> **Goal**: Scan each line of the records for the word "name" and extract the ones that have it.

> **Given data**:
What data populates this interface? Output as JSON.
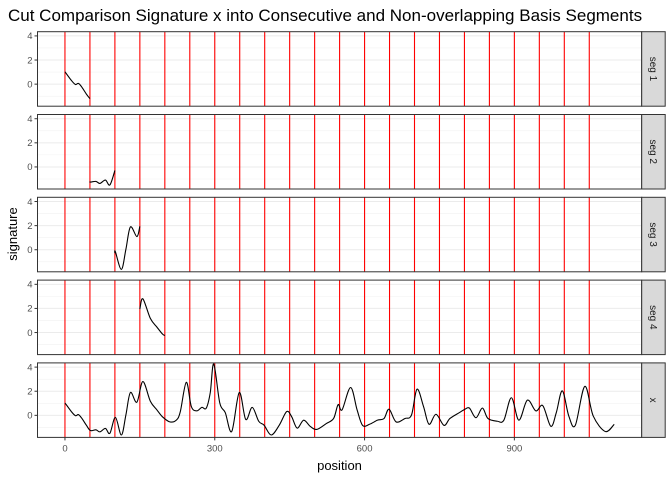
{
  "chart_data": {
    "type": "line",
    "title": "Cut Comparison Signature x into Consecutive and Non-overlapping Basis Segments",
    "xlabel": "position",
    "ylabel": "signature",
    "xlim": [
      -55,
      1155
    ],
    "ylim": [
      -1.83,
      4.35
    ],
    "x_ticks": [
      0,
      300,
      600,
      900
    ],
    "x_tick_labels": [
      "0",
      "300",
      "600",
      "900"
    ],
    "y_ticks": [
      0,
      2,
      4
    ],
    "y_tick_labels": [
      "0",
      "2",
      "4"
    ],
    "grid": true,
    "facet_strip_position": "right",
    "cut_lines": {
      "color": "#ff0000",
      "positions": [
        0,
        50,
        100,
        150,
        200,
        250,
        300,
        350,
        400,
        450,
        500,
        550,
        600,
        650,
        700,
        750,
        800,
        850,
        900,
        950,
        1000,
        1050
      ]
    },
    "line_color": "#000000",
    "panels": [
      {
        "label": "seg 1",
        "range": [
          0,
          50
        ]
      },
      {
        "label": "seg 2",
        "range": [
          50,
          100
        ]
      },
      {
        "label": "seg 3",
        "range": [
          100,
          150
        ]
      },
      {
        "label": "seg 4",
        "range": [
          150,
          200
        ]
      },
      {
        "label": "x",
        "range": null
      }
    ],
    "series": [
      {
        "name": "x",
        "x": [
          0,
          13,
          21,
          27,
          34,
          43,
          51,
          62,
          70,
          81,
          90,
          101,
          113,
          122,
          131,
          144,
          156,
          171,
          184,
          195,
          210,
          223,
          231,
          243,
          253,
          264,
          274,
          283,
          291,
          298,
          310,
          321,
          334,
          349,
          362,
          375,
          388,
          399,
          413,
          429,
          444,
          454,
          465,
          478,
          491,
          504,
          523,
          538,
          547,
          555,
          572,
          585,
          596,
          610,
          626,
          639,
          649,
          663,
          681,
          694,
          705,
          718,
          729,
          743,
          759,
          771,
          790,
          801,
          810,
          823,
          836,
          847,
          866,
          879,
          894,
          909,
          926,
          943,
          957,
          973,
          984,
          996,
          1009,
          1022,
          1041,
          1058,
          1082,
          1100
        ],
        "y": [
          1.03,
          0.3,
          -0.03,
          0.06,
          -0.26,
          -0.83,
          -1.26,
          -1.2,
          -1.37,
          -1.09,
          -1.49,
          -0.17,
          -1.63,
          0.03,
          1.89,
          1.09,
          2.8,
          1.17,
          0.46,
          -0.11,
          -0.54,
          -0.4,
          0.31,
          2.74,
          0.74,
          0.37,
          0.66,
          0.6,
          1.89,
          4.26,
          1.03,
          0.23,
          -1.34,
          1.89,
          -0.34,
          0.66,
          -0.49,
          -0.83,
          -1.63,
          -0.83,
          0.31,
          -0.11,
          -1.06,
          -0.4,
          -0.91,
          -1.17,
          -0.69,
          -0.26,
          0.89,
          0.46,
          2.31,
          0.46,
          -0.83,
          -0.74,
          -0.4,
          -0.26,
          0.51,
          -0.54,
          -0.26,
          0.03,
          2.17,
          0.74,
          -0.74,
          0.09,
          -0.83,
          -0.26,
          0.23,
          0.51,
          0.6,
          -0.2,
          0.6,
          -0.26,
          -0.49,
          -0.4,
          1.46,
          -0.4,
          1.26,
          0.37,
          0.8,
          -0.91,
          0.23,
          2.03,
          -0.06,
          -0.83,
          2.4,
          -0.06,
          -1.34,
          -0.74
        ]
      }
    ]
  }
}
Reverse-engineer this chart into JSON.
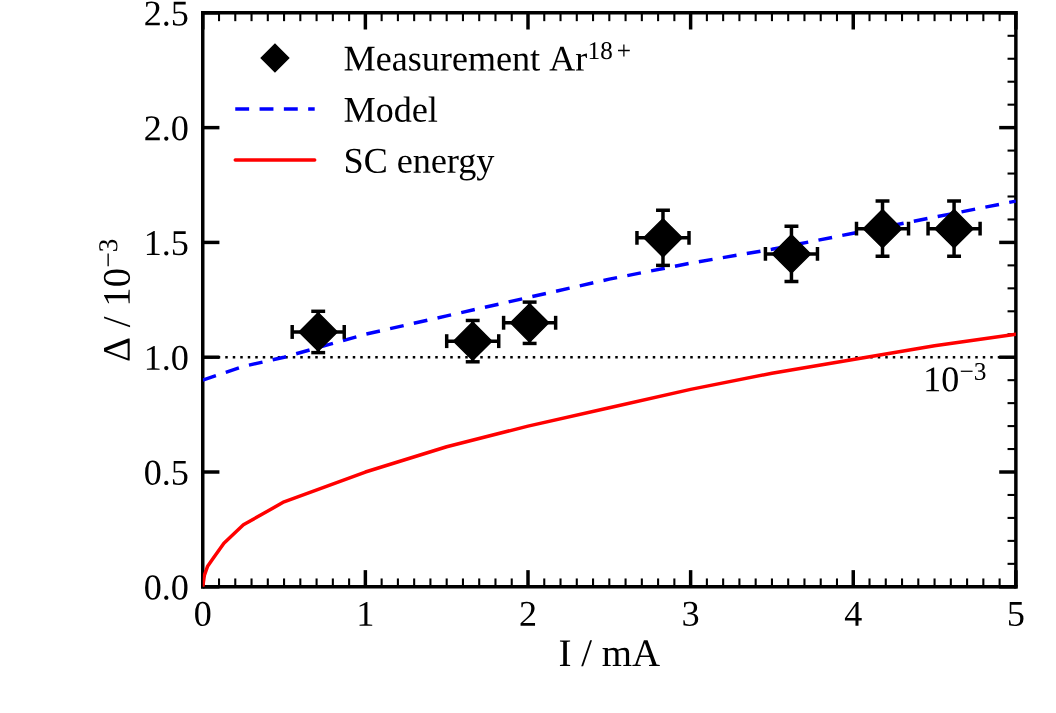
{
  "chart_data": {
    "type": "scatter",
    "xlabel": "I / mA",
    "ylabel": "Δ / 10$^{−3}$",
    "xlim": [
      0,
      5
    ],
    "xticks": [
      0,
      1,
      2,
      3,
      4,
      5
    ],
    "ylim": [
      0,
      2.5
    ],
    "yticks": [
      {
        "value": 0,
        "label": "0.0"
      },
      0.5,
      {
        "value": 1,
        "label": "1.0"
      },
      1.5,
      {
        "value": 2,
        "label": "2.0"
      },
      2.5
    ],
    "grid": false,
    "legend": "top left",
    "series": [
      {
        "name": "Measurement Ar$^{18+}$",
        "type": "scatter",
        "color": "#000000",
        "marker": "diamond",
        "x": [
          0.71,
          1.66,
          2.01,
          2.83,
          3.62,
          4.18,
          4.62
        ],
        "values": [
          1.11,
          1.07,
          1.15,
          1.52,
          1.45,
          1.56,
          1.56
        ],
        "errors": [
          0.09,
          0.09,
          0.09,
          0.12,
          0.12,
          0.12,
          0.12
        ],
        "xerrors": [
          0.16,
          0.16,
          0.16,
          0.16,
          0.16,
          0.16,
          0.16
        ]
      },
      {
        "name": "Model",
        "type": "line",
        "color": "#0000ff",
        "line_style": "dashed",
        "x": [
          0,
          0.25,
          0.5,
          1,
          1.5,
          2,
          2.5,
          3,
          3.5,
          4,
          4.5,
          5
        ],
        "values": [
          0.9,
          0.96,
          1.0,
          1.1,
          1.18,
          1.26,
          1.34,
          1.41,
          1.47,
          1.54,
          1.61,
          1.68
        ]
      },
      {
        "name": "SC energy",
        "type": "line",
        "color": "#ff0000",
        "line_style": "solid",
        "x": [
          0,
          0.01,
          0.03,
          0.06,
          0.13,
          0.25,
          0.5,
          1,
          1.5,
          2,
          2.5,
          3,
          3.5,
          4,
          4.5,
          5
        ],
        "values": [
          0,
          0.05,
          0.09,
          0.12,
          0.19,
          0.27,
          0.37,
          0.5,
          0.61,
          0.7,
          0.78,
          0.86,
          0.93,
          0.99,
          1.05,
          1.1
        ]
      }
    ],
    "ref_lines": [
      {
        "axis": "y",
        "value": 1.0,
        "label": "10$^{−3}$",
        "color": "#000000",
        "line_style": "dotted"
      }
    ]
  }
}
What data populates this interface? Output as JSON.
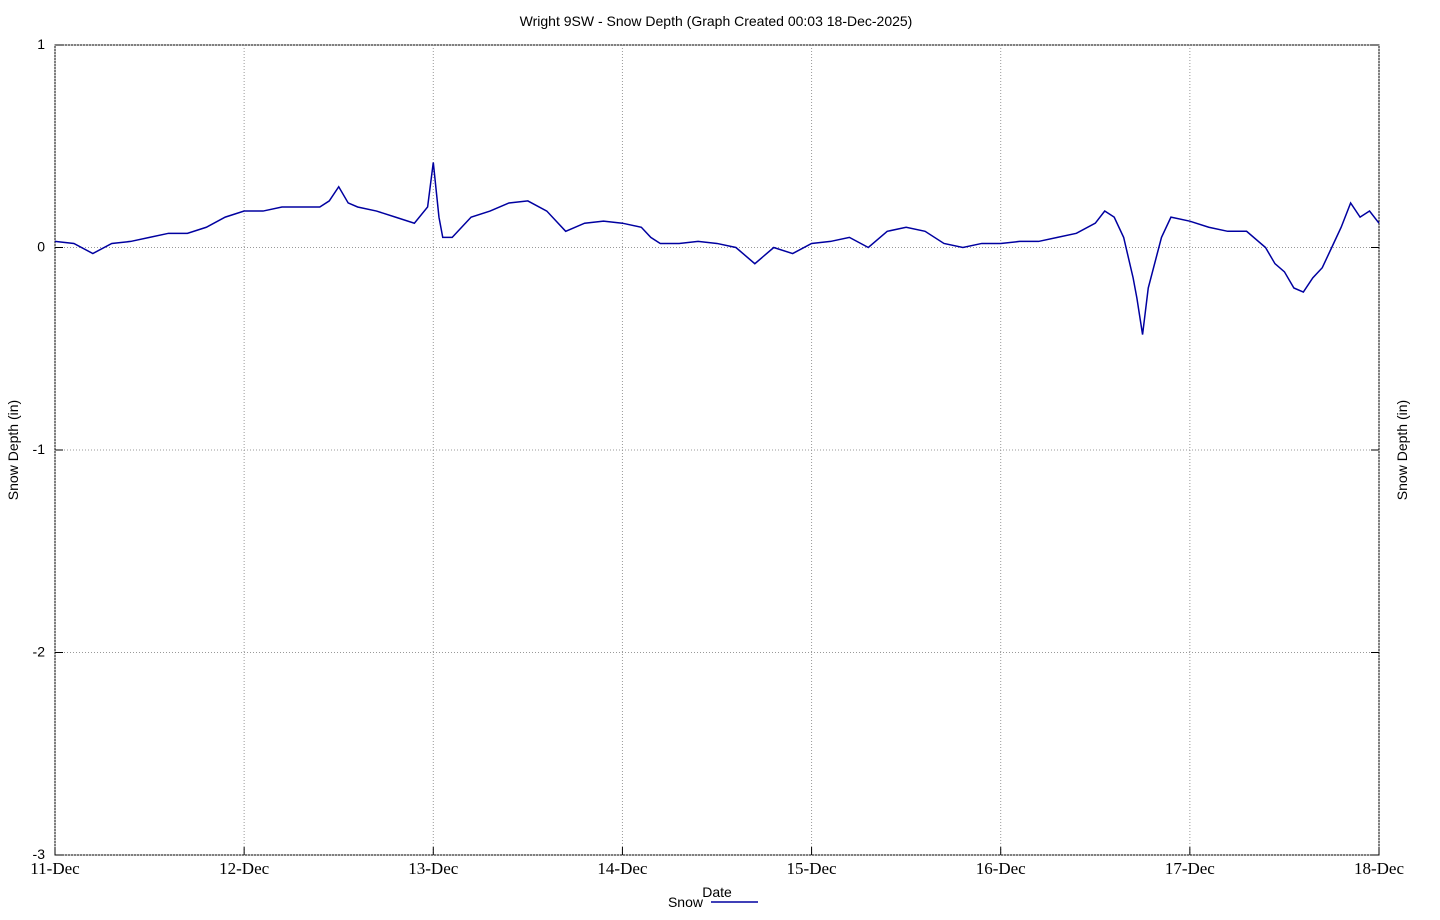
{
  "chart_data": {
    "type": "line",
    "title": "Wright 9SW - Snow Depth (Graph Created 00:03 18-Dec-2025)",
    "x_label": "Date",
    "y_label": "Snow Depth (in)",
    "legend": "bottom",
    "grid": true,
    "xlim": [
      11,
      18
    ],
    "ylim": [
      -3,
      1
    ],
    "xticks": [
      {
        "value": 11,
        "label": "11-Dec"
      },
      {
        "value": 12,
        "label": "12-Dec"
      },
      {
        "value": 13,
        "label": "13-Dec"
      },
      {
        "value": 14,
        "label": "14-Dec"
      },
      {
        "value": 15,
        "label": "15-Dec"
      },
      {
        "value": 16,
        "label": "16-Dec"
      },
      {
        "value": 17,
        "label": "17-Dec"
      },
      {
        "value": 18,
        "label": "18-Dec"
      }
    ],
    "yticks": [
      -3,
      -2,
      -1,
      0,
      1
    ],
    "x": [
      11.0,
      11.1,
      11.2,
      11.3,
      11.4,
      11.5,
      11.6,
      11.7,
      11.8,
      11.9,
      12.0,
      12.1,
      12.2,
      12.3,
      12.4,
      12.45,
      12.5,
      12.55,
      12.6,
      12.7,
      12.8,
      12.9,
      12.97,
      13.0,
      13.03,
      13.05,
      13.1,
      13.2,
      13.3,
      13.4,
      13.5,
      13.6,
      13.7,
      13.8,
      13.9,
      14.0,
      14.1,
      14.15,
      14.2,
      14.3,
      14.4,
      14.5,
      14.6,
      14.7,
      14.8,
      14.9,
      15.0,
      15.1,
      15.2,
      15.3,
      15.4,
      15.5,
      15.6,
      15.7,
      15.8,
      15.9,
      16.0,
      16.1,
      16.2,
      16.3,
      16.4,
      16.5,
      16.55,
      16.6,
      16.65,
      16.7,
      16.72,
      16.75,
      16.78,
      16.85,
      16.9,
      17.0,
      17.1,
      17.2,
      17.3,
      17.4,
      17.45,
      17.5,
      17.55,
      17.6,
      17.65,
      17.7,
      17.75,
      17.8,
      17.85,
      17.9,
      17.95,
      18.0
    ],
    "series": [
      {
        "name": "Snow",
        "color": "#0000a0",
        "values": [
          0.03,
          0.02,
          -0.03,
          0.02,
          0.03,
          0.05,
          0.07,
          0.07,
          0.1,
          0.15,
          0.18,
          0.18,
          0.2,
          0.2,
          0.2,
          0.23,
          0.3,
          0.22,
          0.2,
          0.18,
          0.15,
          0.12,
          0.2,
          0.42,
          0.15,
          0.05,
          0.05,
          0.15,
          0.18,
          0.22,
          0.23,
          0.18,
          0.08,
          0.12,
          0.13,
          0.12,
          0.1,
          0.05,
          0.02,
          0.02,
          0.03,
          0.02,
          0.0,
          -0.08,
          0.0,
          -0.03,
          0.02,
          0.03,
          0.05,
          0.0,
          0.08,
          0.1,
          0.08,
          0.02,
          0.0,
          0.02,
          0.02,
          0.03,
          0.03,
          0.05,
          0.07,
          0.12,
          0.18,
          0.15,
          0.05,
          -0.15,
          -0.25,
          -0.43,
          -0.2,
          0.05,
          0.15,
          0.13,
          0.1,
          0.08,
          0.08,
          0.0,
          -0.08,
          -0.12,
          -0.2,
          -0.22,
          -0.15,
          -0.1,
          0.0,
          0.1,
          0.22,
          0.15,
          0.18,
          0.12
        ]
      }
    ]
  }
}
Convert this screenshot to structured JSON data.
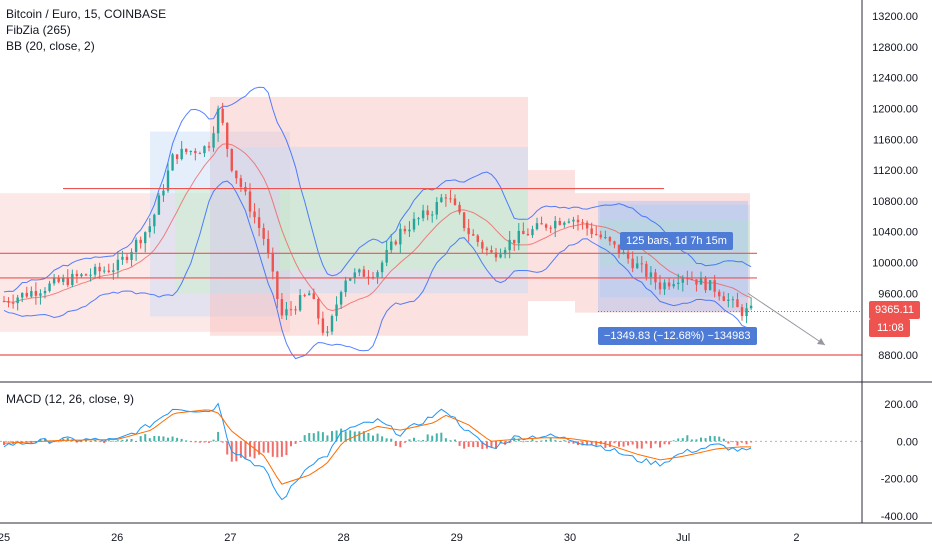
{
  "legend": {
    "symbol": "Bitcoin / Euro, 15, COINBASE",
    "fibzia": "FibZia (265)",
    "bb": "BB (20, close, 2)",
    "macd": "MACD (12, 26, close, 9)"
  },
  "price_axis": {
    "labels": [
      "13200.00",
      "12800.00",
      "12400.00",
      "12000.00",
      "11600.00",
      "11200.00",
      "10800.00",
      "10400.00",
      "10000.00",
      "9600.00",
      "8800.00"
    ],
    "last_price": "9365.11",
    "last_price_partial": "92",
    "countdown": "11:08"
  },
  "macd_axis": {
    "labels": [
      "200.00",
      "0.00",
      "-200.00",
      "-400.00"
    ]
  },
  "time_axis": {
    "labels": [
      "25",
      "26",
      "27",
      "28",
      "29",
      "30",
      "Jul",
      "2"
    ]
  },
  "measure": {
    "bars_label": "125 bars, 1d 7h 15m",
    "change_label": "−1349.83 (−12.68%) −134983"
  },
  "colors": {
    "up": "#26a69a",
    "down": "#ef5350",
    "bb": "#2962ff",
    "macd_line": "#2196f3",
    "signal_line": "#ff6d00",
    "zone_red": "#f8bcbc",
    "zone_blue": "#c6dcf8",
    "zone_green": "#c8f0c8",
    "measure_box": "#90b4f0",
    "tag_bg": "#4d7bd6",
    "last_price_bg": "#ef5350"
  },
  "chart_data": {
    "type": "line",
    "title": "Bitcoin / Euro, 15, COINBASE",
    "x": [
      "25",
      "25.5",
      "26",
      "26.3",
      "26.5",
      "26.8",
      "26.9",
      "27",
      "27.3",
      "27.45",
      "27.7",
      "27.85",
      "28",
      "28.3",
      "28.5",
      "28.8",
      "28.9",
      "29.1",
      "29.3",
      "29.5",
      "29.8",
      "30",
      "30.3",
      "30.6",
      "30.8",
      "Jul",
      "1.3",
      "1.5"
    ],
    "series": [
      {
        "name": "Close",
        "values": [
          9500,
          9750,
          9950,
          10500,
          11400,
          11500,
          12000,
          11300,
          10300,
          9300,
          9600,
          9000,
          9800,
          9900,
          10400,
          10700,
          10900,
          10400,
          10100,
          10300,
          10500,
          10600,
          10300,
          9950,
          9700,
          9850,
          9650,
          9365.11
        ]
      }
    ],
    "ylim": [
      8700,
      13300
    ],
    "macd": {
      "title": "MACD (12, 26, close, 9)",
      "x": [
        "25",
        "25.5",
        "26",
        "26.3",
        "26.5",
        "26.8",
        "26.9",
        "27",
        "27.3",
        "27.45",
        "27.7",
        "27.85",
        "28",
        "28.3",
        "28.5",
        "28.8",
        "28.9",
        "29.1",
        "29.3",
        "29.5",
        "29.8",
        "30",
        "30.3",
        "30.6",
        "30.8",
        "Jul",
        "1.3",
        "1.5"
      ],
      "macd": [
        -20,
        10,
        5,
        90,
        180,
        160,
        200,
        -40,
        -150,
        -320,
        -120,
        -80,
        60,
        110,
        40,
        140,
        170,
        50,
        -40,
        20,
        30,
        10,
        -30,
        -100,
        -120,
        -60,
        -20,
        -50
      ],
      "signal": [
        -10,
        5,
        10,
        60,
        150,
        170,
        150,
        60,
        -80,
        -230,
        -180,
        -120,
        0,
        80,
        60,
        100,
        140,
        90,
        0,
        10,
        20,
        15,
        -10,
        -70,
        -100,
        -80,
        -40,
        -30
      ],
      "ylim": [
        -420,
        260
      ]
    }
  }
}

> **Expected answer**:
        "name": "x",
        "name": "Measurement Ar$^{18+}$",
        "name": "Model",
        "name": "SC energy",
        "name": "Snow",
        "name": "Close",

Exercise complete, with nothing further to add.